Given request:
All of the data below must be repeated exactly.

Stored rows:
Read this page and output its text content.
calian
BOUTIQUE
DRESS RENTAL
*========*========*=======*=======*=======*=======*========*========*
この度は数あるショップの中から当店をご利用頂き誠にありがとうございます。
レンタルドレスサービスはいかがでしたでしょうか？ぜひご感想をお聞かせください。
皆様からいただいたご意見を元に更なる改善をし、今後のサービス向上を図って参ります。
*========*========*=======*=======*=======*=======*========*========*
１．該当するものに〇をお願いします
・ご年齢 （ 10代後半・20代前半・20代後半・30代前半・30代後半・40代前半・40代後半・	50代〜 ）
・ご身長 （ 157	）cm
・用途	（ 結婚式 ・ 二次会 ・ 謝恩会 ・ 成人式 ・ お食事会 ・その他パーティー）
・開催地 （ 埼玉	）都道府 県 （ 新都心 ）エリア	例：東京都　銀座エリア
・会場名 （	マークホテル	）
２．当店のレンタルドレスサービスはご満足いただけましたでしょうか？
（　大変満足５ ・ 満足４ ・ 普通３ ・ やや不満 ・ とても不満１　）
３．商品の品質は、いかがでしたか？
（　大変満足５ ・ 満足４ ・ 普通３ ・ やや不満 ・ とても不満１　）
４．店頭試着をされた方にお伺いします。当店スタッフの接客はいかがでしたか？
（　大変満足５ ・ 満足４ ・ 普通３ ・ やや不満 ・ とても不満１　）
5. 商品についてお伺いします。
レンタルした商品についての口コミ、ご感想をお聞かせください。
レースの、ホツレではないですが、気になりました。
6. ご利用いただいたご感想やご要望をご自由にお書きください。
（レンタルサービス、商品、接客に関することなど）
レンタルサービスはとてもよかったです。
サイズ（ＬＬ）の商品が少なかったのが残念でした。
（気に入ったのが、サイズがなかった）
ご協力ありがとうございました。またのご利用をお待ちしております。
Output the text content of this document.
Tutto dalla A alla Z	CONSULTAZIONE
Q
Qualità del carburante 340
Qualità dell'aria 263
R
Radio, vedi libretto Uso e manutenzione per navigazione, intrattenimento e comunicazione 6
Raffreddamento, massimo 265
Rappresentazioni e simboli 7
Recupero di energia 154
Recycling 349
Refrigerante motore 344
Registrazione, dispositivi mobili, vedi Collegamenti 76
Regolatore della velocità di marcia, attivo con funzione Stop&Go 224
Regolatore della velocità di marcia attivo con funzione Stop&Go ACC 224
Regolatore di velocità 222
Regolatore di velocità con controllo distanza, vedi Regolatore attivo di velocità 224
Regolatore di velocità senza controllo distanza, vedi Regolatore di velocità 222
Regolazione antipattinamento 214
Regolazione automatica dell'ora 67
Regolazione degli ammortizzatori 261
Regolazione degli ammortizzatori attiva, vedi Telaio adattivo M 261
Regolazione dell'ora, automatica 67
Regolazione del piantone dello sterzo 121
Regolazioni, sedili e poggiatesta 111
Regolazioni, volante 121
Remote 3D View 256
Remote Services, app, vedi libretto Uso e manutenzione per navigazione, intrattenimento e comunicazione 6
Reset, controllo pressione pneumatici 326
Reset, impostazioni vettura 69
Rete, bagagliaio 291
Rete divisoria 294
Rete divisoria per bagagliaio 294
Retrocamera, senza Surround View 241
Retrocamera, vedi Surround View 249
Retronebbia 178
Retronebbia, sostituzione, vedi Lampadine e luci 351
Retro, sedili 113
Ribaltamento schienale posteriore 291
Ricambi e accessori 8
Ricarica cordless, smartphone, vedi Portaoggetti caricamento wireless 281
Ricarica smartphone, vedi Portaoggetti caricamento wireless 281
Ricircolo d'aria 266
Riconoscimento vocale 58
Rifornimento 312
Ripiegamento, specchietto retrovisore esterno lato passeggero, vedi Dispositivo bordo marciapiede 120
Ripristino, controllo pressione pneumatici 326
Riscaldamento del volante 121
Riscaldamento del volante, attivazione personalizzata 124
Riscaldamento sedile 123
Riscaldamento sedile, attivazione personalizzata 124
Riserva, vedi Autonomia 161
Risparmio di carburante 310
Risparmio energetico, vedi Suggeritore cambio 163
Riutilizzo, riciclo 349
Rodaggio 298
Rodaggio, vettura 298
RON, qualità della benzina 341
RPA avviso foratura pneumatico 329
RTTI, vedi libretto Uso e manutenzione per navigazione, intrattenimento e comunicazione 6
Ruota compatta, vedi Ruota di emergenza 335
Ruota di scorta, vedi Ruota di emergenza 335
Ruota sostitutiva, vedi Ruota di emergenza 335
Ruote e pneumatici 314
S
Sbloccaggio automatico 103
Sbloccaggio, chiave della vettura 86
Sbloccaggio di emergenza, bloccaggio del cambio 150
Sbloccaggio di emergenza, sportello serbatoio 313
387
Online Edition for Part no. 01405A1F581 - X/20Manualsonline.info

Result for this exercise:
Read this page and output its text content.
calian
BOUTIQUE
DRESS RENTAL
*========*========*=======*=======*=======*=======*========*========*
この度は数あるショップの中から当店をご利用頂き誠にありがとうございます。
レンタルドレスサービスはいかがでしたでしょうか？ぜひご感想をお聞かせください。
皆様からいただいたご意見を元に更なる改善をし、今後のサービス向上を図って参ります。
*========*========*=======*=======*=======*=======*========*========*
１．該当するものに〇をお願いします
・ご年齢 （ 10代後半・20代前半・20代後半・30代前半・30代後半・40代前半・40代後半・	50代〜 ）
・ご身長 （ 157	）cm
・用途	（ 結婚式 ・ 二次会 ・ 謝恩会 ・ 成人式 ・ お食事会 ・その他パーティー）
・開催地 （ 埼玉	）都道府 県 （ 新都心 ）エリア	例：東京都　銀座エリア
・会場名 （	マークホテル	）
２．当店のレンタルドレスサービスはご満足いただけましたでしょうか？
（　大変満足５ ・ 満足４ ・ 普通３ ・ やや不満 ・ とても不満１　）
３．商品の品質は、いかがでしたか？
（　大変満足５ ・ 満足４ ・ 普通３ ・ やや不満 ・ とても不満１　）
４．店頭試着をされた方にお伺いします。当店スタッフの接客はいかがでしたか？
（　大変満足５ ・ 満足４ ・ 普通３ ・ やや不満 ・ とても不満１　）
5. 商品についてお伺いします。
レンタルした商品についての口コミ、ご感想をお聞かせください。
レースの、ホツレではないですが、気になりました。
6. ご利用いただいたご感想やご要望をご自由にお書きください。
（レンタルサービス、商品、接客に関することなど）
レンタルサービスはとてもよかったです。
サイズ（ＬＬ）の商品が少なかったのが残念でした。
（気に入ったのが、サイズがなかった）
ご協力ありがとうございました。またのご利用をお待ちしております。
Output the text content of this document.
Tutto dalla A alla Z	CONSULTAZIONE
Q
Qualità del carburante 340
Qualità dell'aria 263
R
Radio, vedi libretto Uso e manutenzione per navigazione, intrattenimento e comunicazione 6
Raffreddamento, massimo 265
Rappresentazioni e simboli 7
Recupero di energia 154
Recycling 349
Refrigerante motore 344
Registrazione, dispositivi mobili, vedi Collegamenti 76
Regolatore della velocità di marcia, attivo con funzione Stop&Go 224
Regolatore della velocità di marcia attivo con funzione Stop&Go ACC 224
Regolatore di velocità 222
Regolatore di velocità con controllo distanza, vedi Regolatore attivo di velocità 224
Regolatore di velocità senza controllo distanza, vedi Regolatore di velocità 222
Regolazione antipattinamento 214
Regolazione automatica dell'ora 67
Regolazione degli ammortizzatori 261
Regolazione degli ammortizzatori attiva, vedi Telaio adattivo M 261
Regolazione dell'ora, automatica 67
Regolazione del piantone dello sterzo 121
Regolazioni, sedili e poggiatesta 111
Regolazioni, volante 121
Remote 3D View 256
Remote Services, app, vedi libretto Uso e manutenzione per navigazione, intrattenimento e comunicazione 6
Reset, controllo pressione pneumatici 326
Reset, impostazioni vettura 69
Rete, bagagliaio 291
Rete divisoria 294
Rete divisoria per bagagliaio 294
Retrocamera, senza Surround View 241
Retrocamera, vedi Surround View 249
Retronebbia 178
Retronebbia, sostituzione, vedi Lampadine e luci 351
Retro, sedili 113
Ribaltamento schienale posteriore 291
Ricambi e accessori 8
Ricarica cordless, smartphone, vedi Portaoggetti caricamento wireless 281
Ricarica smartphone, vedi Portaoggetti caricamento wireless 281
Ricircolo d'aria 266
Riconoscimento vocale 58
Rifornimento 312
Ripiegamento, specchietto retrovisore esterno lato passeggero, vedi Dispositivo bordo marciapiede 120
Ripristino, controllo pressione pneumatici 326
Riscaldamento del volante 121
Riscaldamento del volante, attivazione personalizzata 124
Riscaldamento sedile 123
Riscaldamento sedile, attivazione personalizzata 124
Riserva, vedi Autonomia 161
Risparmio di carburante 310
Risparmio energetico, vedi Suggeritore cambio 163
Riutilizzo, riciclo 349
Rodaggio 298
Rodaggio, vettura 298
RON, qualità della benzina 341
RPA avviso foratura pneumatico 329
RTTI, vedi libretto Uso e manutenzione per navigazione, intrattenimento e comunicazione 6
Ruota compatta, vedi Ruota di emergenza 335
Ruota di scorta, vedi Ruota di emergenza 335
Ruota sostitutiva, vedi Ruota di emergenza 335
Ruote e pneumatici 314
S
Sbloccaggio automatico 103
Sbloccaggio, chiave della vettura 86
Sbloccaggio di emergenza, bloccaggio del cambio 150
Sbloccaggio di emergenza, sportello serbatoio 313
387
Online Edition for Part no. 01405A1F581 - X/20Manualsonline.info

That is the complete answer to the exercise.